----- Trecho do texto -----

Por Mario Osava.*
Tudo aponta a bacia do Tapajós como o centro da batalha decisiva entre o aproveitamento hidrelétrico e a preservação da Amazônia. Ali estão em jogo um potencial equivalente a mais de duas Itaipus, e uma parte vital do bioma amazônico.
Das 42 usinas possíveis, com geração de cerca de 30 mil megawatts (MW), oito das maiores estão no planejamento do governo até 2021. O rio Tapajós e seus afluentes conformam uma região pouco ocupada, de um milhão de habitantes em 50 milhões de hectares, ao contrário de onde hoje se constroem hidrelétricas como a de Belo Monte, no rio Xingu.
Por isso o governo promete construí-las ali como se extrai petróleo em alto mar: sem acesso terrestre, transportando pessoal, equipamentos e materiais por via aérea e reflorestando depois o terreno dos canteiros. Mas tais “usinas plataformas” não demovem o povo indígena Munduruku de brigar contra barragens na Amazônia.
Além disso, há muito ouro e, logo, muitos garimpeiros na bacia do Tapajós, cuja hidrovia, se implantada, seria a melhor rota de escoamento agrícola de Mato Grosso, Estado que mais produz soja no Brasil.
Preservar um grande bloco central e outras áreas da bacia, deixando livre o Jamanxim, um dos grandes afluentes do Tapajós, é condição para conservar ecossistemas e espécies indispensáveis, segundo o WWF-Brasil, que desenvolveu uma metodologia para definir áreas ambientais prioritárias.

-----

**O que fazer:**
1. Quais rios são citados no trecho sobre a bacia do Tapajós? Liste todos.
2. No trecho sobre a bacia do Tapajós, por que o governo promete construir as usinas do mesmo jeito que se extrai petróleo em alto mar? Responda em até três frases.
3. Retome o texto sobre a bacia do Tapajós logo depois da última frase e continue escrevendo.

----- Dados fornecidos -----

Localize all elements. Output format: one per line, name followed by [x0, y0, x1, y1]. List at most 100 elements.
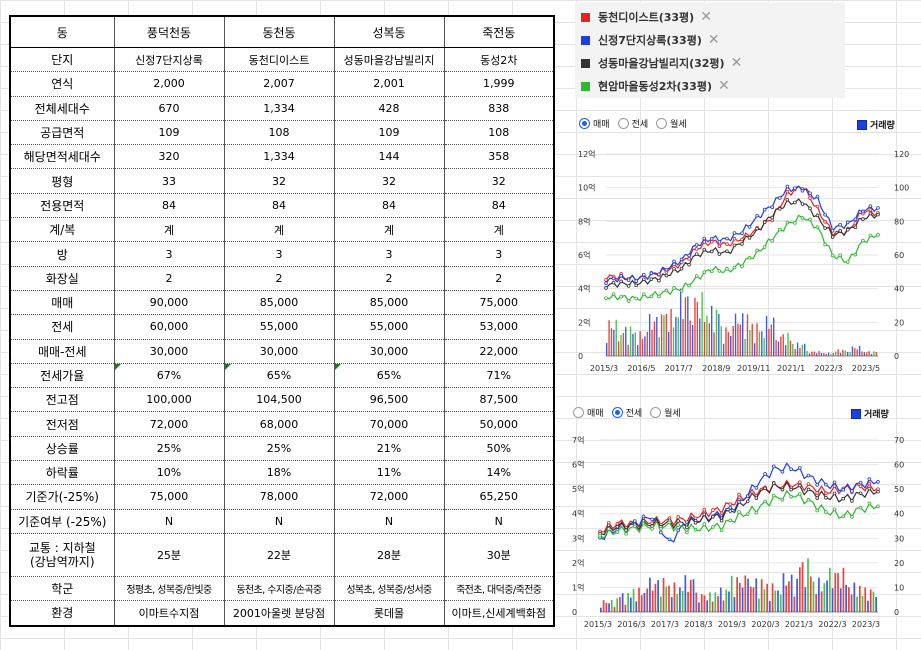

-----

**Respostas por tarefa:**
1. Tapajós, Xingu e Jamanxim.

2. A região do rio Tapajós e de seus afluentes é pouco ocupada, com um milhão de habitantes em 50 milhões de hectares. Isso é diferente dos lugares onde hoje se constroem usinas como a de Belo Monte, no rio Xingu.

3.
Essa ferramenta, ou Sistema de Apoio à Decisão (SAD), aplicada à bacia do Tapajós, pode servir de base para negociações que superem os confrontos e conduzam às melhores decisões sobre as hidrelétricas. É o que explica Pedro Bara Neto, líder de Estratégia de Infraestrutura no programa Amazônia Viva do Fundo Mundial para a Natureza (WWF), nesta entrevista.
IPS: Sua organização propõe a conservação de 30% de cada um dos 423 ecossistemas terrestres e 299 aquáticos identificados por estudos na Amazônia, como base para negociar a expansão das hidrelétricas sem perdas irrecuperáveis para o bioma. Como se aplica isso na bacia do Tapajós?
PEDRO BARA: Na Amazônia em geral, dado o pouco conhecimento de toda sua biodiversidade, fazemos uma aproximação. No caso do Tapajós pudemos detalhar uma “arca de Noé”, com 93 ecossistemas terrestres e 28 aquáticos, 46 espécies de aves, 17 de mamíferos e 37 de peixes, além de 20 habitats aquáticos, definidos por especialistas em Amazônia reconhecidos mundialmente. Também se analisou o uso do solo, o avanço da agropecuária, do garimpo, concluindo-se que 22% do território já está degradado. Mas as áreas protegidas cobrem também 22% e Terras Indígenas 20%. Chegou-se aos detalhes de espécies, incluindo as endêmicas, habitats e áreas insubstituíveis. Na avaliação entram o tamanho da represa, as unidades de conservação integral ou de uso sustentável, Terras Indígenas, as áreas insubstituíveis. Como há reservas por demarcar, o cenário vai mudando.
IPS: E a que conclusões se chegou com o emprego da ferramenta e os dados coletados?
PB: O que pretendemos é conservar no mínimo esse grande bloco central (mostra no mapa uma grande área em volta da confluência dos rios Juruena e Teles Pires formando o Tapajós, onde se preveem pelo menos quatro hidrelétricas). Advogamos grandes áreas de conservação. As outras áreas selecionadas estão marcadas por essas manchas verdes. Algumas usinas são inaceitáveis, como Chacorão (no alto Tapajós, capacidade de 3.336 MW). Fica dentro da terra Munduruku.
IPS: Mas o governo afirma que não inundará nenhuma Terra Indígena.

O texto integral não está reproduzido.